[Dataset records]
========================================

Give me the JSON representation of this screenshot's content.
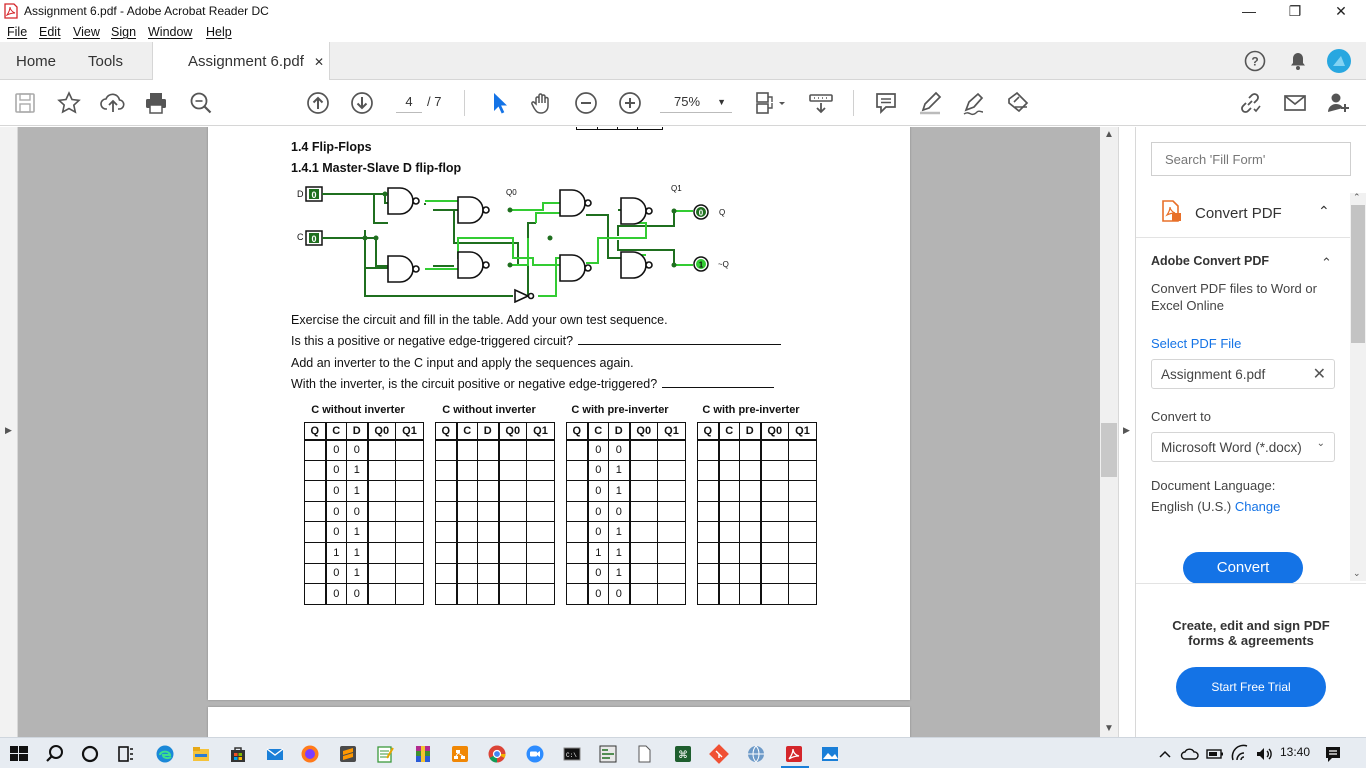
{
  "window": {
    "title": "Assignment 6.pdf - Adobe Acrobat Reader DC",
    "minimize_label": "—",
    "restore_label": "❐",
    "close_label": "✕"
  },
  "menu": [
    "File",
    "Edit",
    "View",
    "Sign",
    "Window",
    "Help"
  ],
  "tabs": {
    "home": "Home",
    "tools": "Tools",
    "document": "Assignment 6.pdf",
    "close": "✕"
  },
  "toolbar": {
    "page_current": "4",
    "page_total": "/ 7",
    "zoom": "75%",
    "icons": [
      "save-icon",
      "star-icon",
      "upload-icon",
      "print-icon",
      "search-zoom-icon",
      "page-up-icon",
      "page-down-icon",
      "select-cursor-icon",
      "hand-icon",
      "zoom-out-icon",
      "zoom-in-icon",
      "page-fit-icon",
      "scroll-mode-icon",
      "comment-icon",
      "highlight-icon",
      "sign-icon",
      "fill-sign-icon",
      "link-icon",
      "email-icon",
      "add-user-icon"
    ]
  },
  "document": {
    "section": "1.4    Flip-Flops",
    "subsection": "1.4.1    Master-Slave D flip-flop",
    "circuit": {
      "label_d": "D",
      "label_c": "C",
      "input_value": "0",
      "label_q0": "Q0",
      "label_q1": "Q1",
      "output_q_label": "Q",
      "output_q_value": "0",
      "output_nq_label": "~Q",
      "output_nq_value": "1"
    },
    "paragraphs": [
      "Exercise the circuit and fill in the table. Add your own test sequence.",
      "Is this a positive or negative edge-triggered circuit?",
      "Add an inverter to the C input and apply the sequences again.",
      "With the inverter, is the circuit positive or negative edge-triggered?"
    ],
    "tables": [
      {
        "caption": "C without inverter",
        "headers": [
          "Q",
          "C",
          "D",
          "Q0",
          "Q1"
        ],
        "rows": [
          [
            "",
            "0",
            "0",
            "",
            ""
          ],
          [
            "",
            "0",
            "1",
            "",
            ""
          ],
          [
            "",
            "0",
            "1",
            "",
            ""
          ],
          [
            "",
            "0",
            "0",
            "",
            ""
          ],
          [
            "",
            "0",
            "1",
            "",
            ""
          ],
          [
            "",
            "1",
            "1",
            "",
            ""
          ],
          [
            "",
            "0",
            "1",
            "",
            ""
          ],
          [
            "",
            "0",
            "0",
            "",
            ""
          ]
        ]
      },
      {
        "caption": "C without inverter",
        "headers": [
          "Q",
          "C",
          "D",
          "Q0",
          "Q1"
        ],
        "rows": [
          [
            "",
            "",
            "",
            "",
            ""
          ],
          [
            "",
            "",
            "",
            "",
            ""
          ],
          [
            "",
            "",
            "",
            "",
            ""
          ],
          [
            "",
            "",
            "",
            "",
            ""
          ],
          [
            "",
            "",
            "",
            "",
            ""
          ],
          [
            "",
            "",
            "",
            "",
            ""
          ],
          [
            "",
            "",
            "",
            "",
            ""
          ],
          [
            "",
            "",
            "",
            "",
            ""
          ]
        ]
      },
      {
        "caption": "C with pre-inverter",
        "headers": [
          "Q",
          "C",
          "D",
          "Q0",
          "Q1"
        ],
        "rows": [
          [
            "",
            "0",
            "0",
            "",
            ""
          ],
          [
            "",
            "0",
            "1",
            "",
            ""
          ],
          [
            "",
            "0",
            "1",
            "",
            ""
          ],
          [
            "",
            "0",
            "0",
            "",
            ""
          ],
          [
            "",
            "0",
            "1",
            "",
            ""
          ],
          [
            "",
            "1",
            "1",
            "",
            ""
          ],
          [
            "",
            "0",
            "1",
            "",
            ""
          ],
          [
            "",
            "0",
            "0",
            "",
            ""
          ]
        ]
      },
      {
        "caption": "C with pre-inverter",
        "headers": [
          "Q",
          "C",
          "D",
          "Q0",
          "Q1"
        ],
        "rows": [
          [
            "",
            "",
            "",
            "",
            ""
          ],
          [
            "",
            "",
            "",
            "",
            ""
          ],
          [
            "",
            "",
            "",
            "",
            ""
          ],
          [
            "",
            "",
            "",
            "",
            ""
          ],
          [
            "",
            "",
            "",
            "",
            ""
          ],
          [
            "",
            "",
            "",
            "",
            ""
          ],
          [
            "",
            "",
            "",
            "",
            ""
          ],
          [
            "",
            "",
            "",
            "",
            ""
          ]
        ]
      }
    ]
  },
  "right_panel": {
    "search_placeholder": "Search 'Fill Form'",
    "tool_title": "Convert PDF",
    "section_title": "Adobe Convert PDF",
    "description": "Convert PDF files to Word or Excel Online",
    "select_file_link": "Select PDF File",
    "selected_file": "Assignment 6.pdf",
    "convert_to_label": "Convert to",
    "convert_to_value": "Microsoft Word (*.docx)",
    "language_label": "Document Language:",
    "language_value": "English (U.S.)",
    "change_link": "Change",
    "convert_button": "Convert",
    "promo_text": "Create, edit and sign PDF forms & agreements",
    "trial_button": "Start Free Trial"
  },
  "taskbar": {
    "time": "13:40",
    "colors": {
      "accent": "#1473e6",
      "wire_dark": "#1f6f1f",
      "wire_light": "#33cc33"
    }
  }
}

========================================

[The request] Copy every record above exactly, leaving out the pictures.

[Reply]
Give me the JSON representation of this screenshot's content.
{
  "window": {
    "title": "Assignment 6.pdf - Adobe Acrobat Reader DC",
    "minimize_label": "—",
    "restore_label": "❐",
    "close_label": "✕"
  },
  "menu": [
    "File",
    "Edit",
    "View",
    "Sign",
    "Window",
    "Help"
  ],
  "tabs": {
    "home": "Home",
    "tools": "Tools",
    "document": "Assignment 6.pdf",
    "close": "✕"
  },
  "toolbar": {
    "page_current": "4",
    "page_total": "/ 7",
    "zoom": "75%",
    "icons": [
      "save-icon",
      "star-icon",
      "upload-icon",
      "print-icon",
      "search-zoom-icon",
      "page-up-icon",
      "page-down-icon",
      "select-cursor-icon",
      "hand-icon",
      "zoom-out-icon",
      "zoom-in-icon",
      "page-fit-icon",
      "scroll-mode-icon",
      "comment-icon",
      "highlight-icon",
      "sign-icon",
      "fill-sign-icon",
      "link-icon",
      "email-icon",
      "add-user-icon"
    ]
  },
  "document": {
    "section": "1.4    Flip-Flops",
    "subsection": "1.4.1    Master-Slave D flip-flop",
    "circuit": {
      "label_d": "D",
      "label_c": "C",
      "input_value": "0",
      "label_q0": "Q0",
      "label_q1": "Q1",
      "output_q_label": "Q",
      "output_q_value": "0",
      "output_nq_label": "~Q",
      "output_nq_value": "1"
    },
    "paragraphs": [
      "Exercise the circuit and fill in the table. Add your own test sequence.",
      "Is this a positive or negative edge-triggered circuit?",
      "Add an inverter to the C input and apply the sequences again.",
      "With the inverter, is the circuit positive or negative edge-triggered?"
    ],
    "tables": [
      {
        "caption": "C without inverter",
        "headers": [
          "Q",
          "C",
          "D",
          "Q0",
          "Q1"
        ],
        "rows": [
          [
            "",
            "0",
            "0",
            "",
            ""
          ],
          [
            "",
            "0",
            "1",
            "",
            ""
          ],
          [
            "",
            "0",
            "1",
            "",
            ""
          ],
          [
            "",
            "0",
            "0",
            "",
            ""
          ],
          [
            "",
            "0",
            "1",
            "",
            ""
          ],
          [
            "",
            "1",
            "1",
            "",
            ""
          ],
          [
            "",
            "0",
            "1",
            "",
            ""
          ],
          [
            "",
            "0",
            "0",
            "",
            ""
          ]
        ]
      },
      {
        "caption": "C without inverter",
        "headers": [
          "Q",
          "C",
          "D",
          "Q0",
          "Q1"
        ],
        "rows": [
          [
            "",
            "",
            "",
            "",
            ""
          ],
          [
            "",
            "",
            "",
            "",
            ""
          ],
          [
            "",
            "",
            "",
            "",
            ""
          ],
          [
            "",
            "",
            "",
            "",
            ""
          ],
          [
            "",
            "",
            "",
            "",
            ""
          ],
          [
            "",
            "",
            "",
            "",
            ""
          ],
          [
            "",
            "",
            "",
            "",
            ""
          ],
          [
            "",
            "",
            "",
            "",
            ""
          ]
        ]
      },
      {
        "caption": "C with pre-inverter",
        "headers": [
          "Q",
          "C",
          "D",
          "Q0",
          "Q1"
        ],
        "rows": [
          [
            "",
            "0",
            "0",
            "",
            ""
          ],
          [
            "",
            "0",
            "1",
            "",
            ""
          ],
          [
            "",
            "0",
            "1",
            "",
            ""
          ],
          [
            "",
            "0",
            "0",
            "",
            ""
          ],
          [
            "",
            "0",
            "1",
            "",
            ""
          ],
          [
            "",
            "1",
            "1",
            "",
            ""
          ],
          [
            "",
            "0",
            "1",
            "",
            ""
          ],
          [
            "",
            "0",
            "0",
            "",
            ""
          ]
        ]
      },
      {
        "caption": "C with pre-inverter",
        "headers": [
          "Q",
          "C",
          "D",
          "Q0",
          "Q1"
        ],
        "rows": [
          [
            "",
            "",
            "",
            "",
            ""
          ],
          [
            "",
            "",
            "",
            "",
            ""
          ],
          [
            "",
            "",
            "",
            "",
            ""
          ],
          [
            "",
            "",
            "",
            "",
            ""
          ],
          [
            "",
            "",
            "",
            "",
            ""
          ],
          [
            "",
            "",
            "",
            "",
            ""
          ],
          [
            "",
            "",
            "",
            "",
            ""
          ],
          [
            "",
            "",
            "",
            "",
            ""
          ]
        ]
      }
    ]
  },
  "right_panel": {
    "search_placeholder": "Search 'Fill Form'",
    "tool_title": "Convert PDF",
    "section_title": "Adobe Convert PDF",
    "description": "Convert PDF files to Word or Excel Online",
    "select_file_link": "Select PDF File",
    "selected_file": "Assignment 6.pdf",
    "convert_to_label": "Convert to",
    "convert_to_value": "Microsoft Word (*.docx)",
    "language_label": "Document Language:",
    "language_value": "English (U.S.)",
    "change_link": "Change",
    "convert_button": "Convert",
    "promo_text": "Create, edit and sign PDF forms & agreements",
    "trial_button": "Start Free Trial"
  },
  "taskbar": {
    "time": "13:40",
    "colors": {
      "accent": "#1473e6",
      "wire_dark": "#1f6f1f",
      "wire_light": "#33cc33"
    }
  }
}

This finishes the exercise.